[Stored items from a collection]
--- START ---

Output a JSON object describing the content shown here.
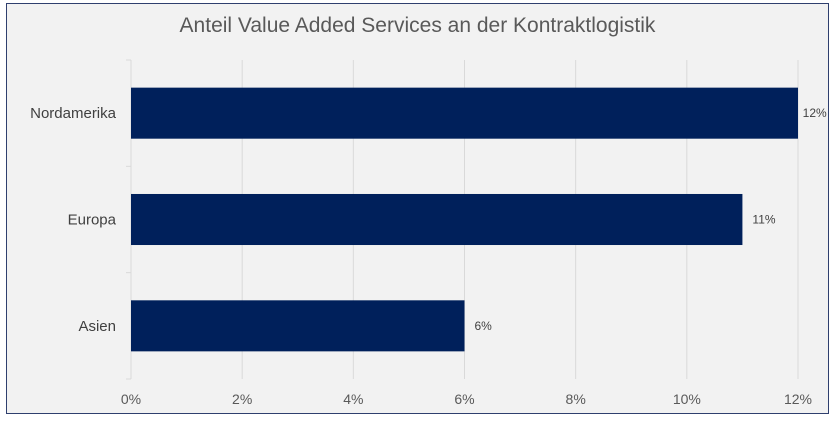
{
  "chart_data": {
    "type": "bar",
    "orientation": "horizontal",
    "title": "Anteil Value Added Services an der Kontraktlogistik",
    "categories": [
      "Nordamerika",
      "Europa",
      "Asien"
    ],
    "values": [
      12,
      11,
      6
    ],
    "data_labels": [
      "12%",
      "11%",
      "6%"
    ],
    "xlim": [
      0,
      12
    ],
    "x_ticks": [
      0,
      2,
      4,
      6,
      8,
      10,
      12
    ],
    "x_tick_labels": [
      "0%",
      "2%",
      "4%",
      "6%",
      "8%",
      "10%",
      "12%"
    ],
    "grid": true,
    "bar_color": "#00205b",
    "gridline_color": "#d9d9d9",
    "background_color": "#f2f2f2"
  }
}
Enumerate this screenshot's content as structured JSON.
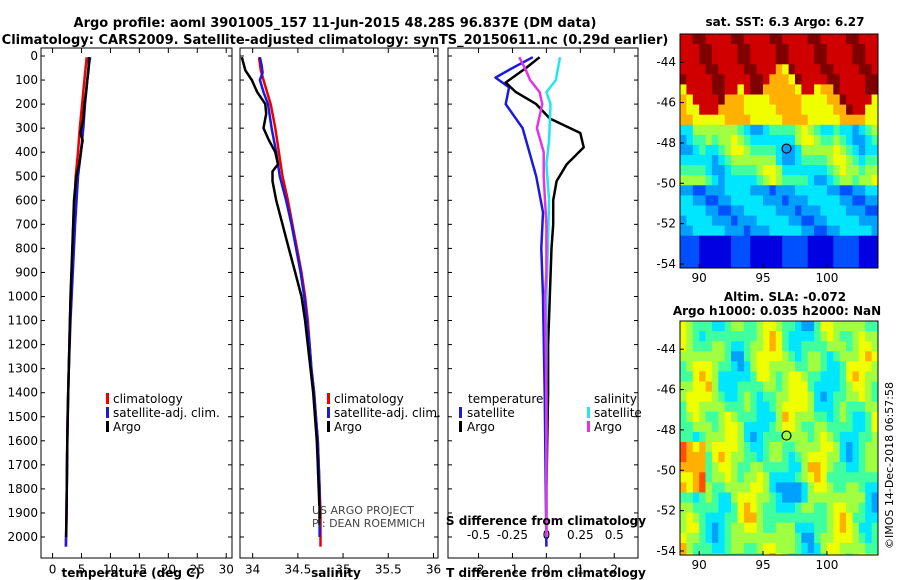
{
  "header": {
    "title_line1": "Argo profile: aoml 3901005_157 11-Jun-2015 48.28S 96.837E (DM data)",
    "title_line2": "Climatology: CARS2009. Satellite-adjusted climatology: synTS_20150611.nc (0.29d earlier)"
  },
  "colors": {
    "climatology": "#ee0000",
    "satellite": "#1a1adf",
    "argo": "#000000",
    "satellite_salinity": "#22e6ee",
    "argo_salinity": "#e632e6"
  },
  "chart_data": [
    {
      "type": "line",
      "title": "",
      "xlabel": "temperature (deg C)",
      "ylabel": "",
      "xlim": [
        -2,
        31
      ],
      "ylim": [
        2080,
        0
      ],
      "xticks": [
        0,
        5,
        10,
        15,
        20,
        25,
        30
      ],
      "yticks": [
        0,
        100,
        200,
        300,
        400,
        500,
        600,
        700,
        800,
        900,
        1000,
        1100,
        1200,
        1300,
        1400,
        1500,
        1600,
        1700,
        1800,
        1900,
        2000
      ],
      "legend": [
        "climatology",
        "satellite-adj. clim.",
        "Argo"
      ],
      "series": [
        {
          "name": "climatology",
          "color": "#ee0000",
          "points": [
            [
              5.9,
              5
            ],
            [
              5.7,
              50
            ],
            [
              5.5,
              100
            ],
            [
              5.1,
              200
            ],
            [
              4.7,
              300
            ],
            [
              4.4,
              400
            ],
            [
              4.0,
              500
            ],
            [
              3.6,
              700
            ],
            [
              3.3,
              900
            ],
            [
              3.0,
              1100
            ],
            [
              2.8,
              1300
            ],
            [
              2.6,
              1500
            ],
            [
              2.5,
              1700
            ],
            [
              2.4,
              1900
            ],
            [
              2.3,
              2040
            ]
          ]
        },
        {
          "name": "satellite-adj. clim.",
          "color": "#1a1adf",
          "points": [
            [
              6.5,
              5
            ],
            [
              6.2,
              50
            ],
            [
              6.0,
              100
            ],
            [
              5.6,
              200
            ],
            [
              5.3,
              300
            ],
            [
              4.9,
              400
            ],
            [
              4.4,
              500
            ],
            [
              3.9,
              700
            ],
            [
              3.5,
              900
            ],
            [
              3.1,
              1100
            ],
            [
              2.8,
              1300
            ],
            [
              2.6,
              1500
            ],
            [
              2.5,
              1700
            ],
            [
              2.4,
              1900
            ],
            [
              2.3,
              2040
            ]
          ]
        },
        {
          "name": "Argo",
          "color": "#000000",
          "points": [
            [
              6.3,
              5
            ],
            [
              6.2,
              60
            ],
            [
              6.0,
              100
            ],
            [
              5.8,
              150
            ],
            [
              5.5,
              200
            ],
            [
              5.3,
              260
            ],
            [
              4.8,
              320
            ],
            [
              5.2,
              350
            ],
            [
              5.0,
              380
            ],
            [
              4.6,
              450
            ],
            [
              4.1,
              500
            ],
            [
              3.7,
              600
            ],
            [
              3.4,
              800
            ],
            [
              3.1,
              1000
            ],
            [
              2.9,
              1200
            ],
            [
              2.7,
              1400
            ],
            [
              2.55,
              1600
            ],
            [
              2.45,
              1800
            ],
            [
              2.35,
              2000
            ]
          ]
        }
      ]
    },
    {
      "type": "line",
      "title": "",
      "xlabel": "salinity",
      "ylabel": "",
      "xlim": [
        33.86,
        36.05
      ],
      "ylim": [
        2080,
        0
      ],
      "xticks": [
        34,
        34.5,
        35,
        35.5,
        36
      ],
      "legend": [
        "climatology",
        "satellite-adj. clim.",
        "Argo"
      ],
      "series": [
        {
          "name": "climatology",
          "color": "#ee0000",
          "points": [
            [
              34.07,
              5
            ],
            [
              34.09,
              60
            ],
            [
              34.12,
              100
            ],
            [
              34.16,
              150
            ],
            [
              34.2,
              200
            ],
            [
              34.25,
              300
            ],
            [
              34.29,
              400
            ],
            [
              34.33,
              500
            ],
            [
              34.39,
              600
            ],
            [
              34.44,
              700
            ],
            [
              34.49,
              800
            ],
            [
              34.54,
              900
            ],
            [
              34.58,
              1000
            ],
            [
              34.61,
              1100
            ],
            [
              34.63,
              1200
            ],
            [
              34.65,
              1300
            ],
            [
              34.68,
              1400
            ],
            [
              34.7,
              1500
            ],
            [
              34.72,
              1600
            ],
            [
              34.73,
              1700
            ],
            [
              34.74,
              1800
            ],
            [
              34.75,
              1900
            ],
            [
              34.75,
              2040
            ]
          ]
        },
        {
          "name": "satellite-adj. clim.",
          "color": "#1a1adf",
          "points": [
            [
              34.08,
              5
            ],
            [
              34.1,
              40
            ],
            [
              34.11,
              70
            ],
            [
              34.08,
              100
            ],
            [
              34.12,
              150
            ],
            [
              34.17,
              200
            ],
            [
              34.21,
              300
            ],
            [
              34.26,
              400
            ],
            [
              34.3,
              500
            ],
            [
              34.37,
              600
            ],
            [
              34.43,
              700
            ],
            [
              34.48,
              800
            ],
            [
              34.53,
              900
            ],
            [
              34.57,
              1000
            ],
            [
              34.6,
              1100
            ],
            [
              34.63,
              1200
            ],
            [
              34.65,
              1300
            ],
            [
              34.68,
              1400
            ],
            [
              34.7,
              1500
            ],
            [
              34.72,
              1600
            ],
            [
              34.73,
              1700
            ],
            [
              34.74,
              1800
            ],
            [
              34.74,
              1900
            ],
            [
              34.74,
              2000
            ]
          ]
        },
        {
          "name": "Argo",
          "color": "#000000",
          "points": [
            [
              33.88,
              5
            ],
            [
              33.92,
              60
            ],
            [
              33.99,
              100
            ],
            [
              34.05,
              150
            ],
            [
              34.14,
              200
            ],
            [
              34.15,
              240
            ],
            [
              34.12,
              300
            ],
            [
              34.18,
              350
            ],
            [
              34.25,
              400
            ],
            [
              34.28,
              450
            ],
            [
              34.22,
              480
            ],
            [
              34.22,
              520
            ],
            [
              34.26,
              600
            ],
            [
              34.33,
              700
            ],
            [
              34.4,
              800
            ],
            [
              34.47,
              900
            ],
            [
              34.54,
              1000
            ],
            [
              34.58,
              1100
            ],
            [
              34.61,
              1200
            ],
            [
              34.64,
              1300
            ],
            [
              34.67,
              1400
            ],
            [
              34.69,
              1500
            ],
            [
              34.71,
              1600
            ],
            [
              34.72,
              1700
            ],
            [
              34.73,
              1800
            ],
            [
              34.74,
              1900
            ],
            [
              34.74,
              1950
            ]
          ]
        }
      ],
      "annotations": [
        "US ARGO PROJECT",
        "PI: DEAN ROEMMICH"
      ]
    },
    {
      "type": "line",
      "title": "",
      "xlabel": "T difference from climatology",
      "xlabel_top": "S difference from climatology",
      "ylabel": "",
      "xlim": [
        -2.9,
        2.7
      ],
      "xlim_top": [
        -0.725,
        0.675
      ],
      "ylim": [
        2080,
        0
      ],
      "xticks": [
        -2,
        -1,
        0,
        1,
        2
      ],
      "xticks_top": [
        "-0.5",
        "-0.25",
        "0",
        "0.25",
        "0.5"
      ],
      "xticks_top_values": [
        -0.5,
        -0.25,
        0,
        0.25,
        0.5
      ],
      "legend_temperature_title": "temperature",
      "legend_salinity_title": "salinity",
      "legend": [
        "satellite",
        "Argo"
      ],
      "series": [
        {
          "name": "temperature satellite",
          "color": "#1a1adf",
          "axis": "T",
          "points": [
            [
              -0.4,
              5
            ],
            [
              -1.0,
              50
            ],
            [
              -1.5,
              90
            ],
            [
              -1.1,
              130
            ],
            [
              -1.2,
              200
            ],
            [
              -0.7,
              300
            ],
            [
              -0.5,
              400
            ],
            [
              -0.3,
              500
            ],
            [
              -0.1,
              650
            ],
            [
              -0.15,
              800
            ],
            [
              -0.1,
              1000
            ],
            [
              -0.05,
              1400
            ],
            [
              0,
              2040
            ]
          ]
        },
        {
          "name": "temperature Argo",
          "color": "#000000",
          "axis": "T",
          "points": [
            [
              -0.2,
              5
            ],
            [
              -0.6,
              50
            ],
            [
              -1.2,
              110
            ],
            [
              -0.9,
              150
            ],
            [
              -0.3,
              200
            ],
            [
              0.1,
              260
            ],
            [
              1.0,
              320
            ],
            [
              1.1,
              380
            ],
            [
              0.6,
              450
            ],
            [
              0.3,
              520
            ],
            [
              0.2,
              600
            ],
            [
              0.2,
              700
            ],
            [
              0.15,
              800
            ],
            [
              0.1,
              1000
            ],
            [
              0.05,
              1200
            ],
            [
              0.05,
              1400
            ],
            [
              0,
              1800
            ],
            [
              0,
              2000
            ]
          ]
        },
        {
          "name": "salinity satellite",
          "color": "#22e6ee",
          "axis": "S",
          "points": [
            [
              0.1,
              5
            ],
            [
              0.07,
              100
            ],
            [
              0.0,
              150
            ],
            [
              0.03,
              200
            ],
            [
              0.02,
              350
            ],
            [
              0.0,
              450
            ],
            [
              0.02,
              600
            ],
            [
              0.01,
              800
            ],
            [
              0.0,
              1000
            ],
            [
              0.0,
              1400
            ],
            [
              0.0,
              2000
            ]
          ]
        },
        {
          "name": "salinity Argo",
          "color": "#e632e6",
          "axis": "S",
          "points": [
            [
              -0.2,
              5
            ],
            [
              -0.15,
              60
            ],
            [
              -0.12,
              100
            ],
            [
              -0.05,
              150
            ],
            [
              -0.03,
              200
            ],
            [
              -0.05,
              250
            ],
            [
              -0.07,
              300
            ],
            [
              -0.02,
              400
            ],
            [
              -0.02,
              500
            ],
            [
              -0.01,
              600
            ],
            [
              0.0,
              700
            ],
            [
              0.0,
              900
            ],
            [
              -0.01,
              1000
            ],
            [
              0.0,
              1400
            ],
            [
              0.0,
              1800
            ],
            [
              0.0,
              2000
            ]
          ]
        }
      ]
    },
    {
      "type": "heatmap",
      "title": "sat. SST: 6.3 Argo: 6.27",
      "xlim": [
        88.5,
        104
      ],
      "ylim": [
        -54.2,
        -42.6
      ],
      "xticks": [
        90,
        95,
        100
      ],
      "yticks": [
        -44,
        -46,
        -48,
        -50,
        -52,
        -54
      ],
      "marker": {
        "lon": 96.837,
        "lat": -48.28
      }
    },
    {
      "type": "heatmap",
      "title": "Altim. SLA: -0.072",
      "subtitle": "Argo h1000: 0.035 h2000: NaN",
      "xlim": [
        88.5,
        104
      ],
      "ylim": [
        -54.2,
        -42.6
      ],
      "xticks": [
        90,
        95,
        100
      ],
      "yticks": [
        -44,
        -46,
        -48,
        -50,
        -52,
        -54
      ],
      "marker": {
        "lon": 96.837,
        "lat": -48.28
      }
    }
  ],
  "footer": {
    "credit": "©IMOS 14-Dec-2018 06:57:58"
  }
}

--- END ---

The request: Copy every line of the material in which the word "content" occurs.

Completed exercise:
Output a JSON object describing the content shown here.
Enumerate this screenshot's content as structured JSON.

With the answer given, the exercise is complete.